● **Given exercise**:
Please return the full listing below without altering anything.

--- Start Dataset excerpts ---

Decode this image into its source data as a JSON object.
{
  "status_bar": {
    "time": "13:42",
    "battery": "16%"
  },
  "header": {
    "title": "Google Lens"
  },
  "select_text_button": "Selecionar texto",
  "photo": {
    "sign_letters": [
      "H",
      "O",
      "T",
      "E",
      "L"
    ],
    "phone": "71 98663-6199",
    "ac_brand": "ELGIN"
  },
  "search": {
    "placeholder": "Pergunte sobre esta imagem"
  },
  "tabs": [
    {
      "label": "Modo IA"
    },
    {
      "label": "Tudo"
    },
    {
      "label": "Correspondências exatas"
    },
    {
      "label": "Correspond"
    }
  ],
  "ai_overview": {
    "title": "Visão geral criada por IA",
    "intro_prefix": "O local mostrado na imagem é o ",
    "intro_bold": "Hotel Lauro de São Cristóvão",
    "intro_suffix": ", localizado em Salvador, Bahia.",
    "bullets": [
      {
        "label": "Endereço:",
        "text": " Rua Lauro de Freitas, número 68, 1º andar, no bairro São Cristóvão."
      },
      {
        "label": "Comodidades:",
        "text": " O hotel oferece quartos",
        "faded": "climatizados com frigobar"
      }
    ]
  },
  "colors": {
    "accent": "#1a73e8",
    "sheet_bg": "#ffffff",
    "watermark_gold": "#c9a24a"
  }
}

--- End Dataset excerpts ---

● **The reply**:
Decode this image into its source data as a JSON object.
{
  "status_bar": {
    "time": "13:42",
    "battery": "16%"
  },
  "header": {
    "title": "Google Lens"
  },
  "select_text_button": "Selecionar texto",
  "photo": {
    "sign_letters": [
      "H",
      "O",
      "T",
      "E",
      "L"
    ],
    "phone": "71 98663-6199",
    "ac_brand": "ELGIN"
  },
  "search": {
    "placeholder": "Pergunte sobre esta imagem"
  },
  "tabs": [
    {
      "label": "Modo IA"
    },
    {
      "label": "Tudo"
    },
    {
      "label": "Correspondências exatas"
    },
    {
      "label": "Correspond"
    }
  ],
  "ai_overview": {
    "title": "Visão geral criada por IA",
    "intro_prefix": "O local mostrado na imagem é o ",
    "intro_bold": "Hotel Lauro de São Cristóvão",
    "intro_suffix": ", localizado em Salvador, Bahia.",
    "bullets": [
      {
        "label": "Endereço:",
        "text": " Rua Lauro de Freitas, número 68, 1º andar, no bairro São Cristóvão."
      },
      {
        "label": "Comodidades:",
        "text": " O hotel oferece quartos",
        "faded": "climatizados com frigobar"
      }
    ]
  },
  "colors": {
    "accent": "#1a73e8",
    "sheet_bg": "#ffffff",
    "watermark_gold": "#c9a24a"
  }
}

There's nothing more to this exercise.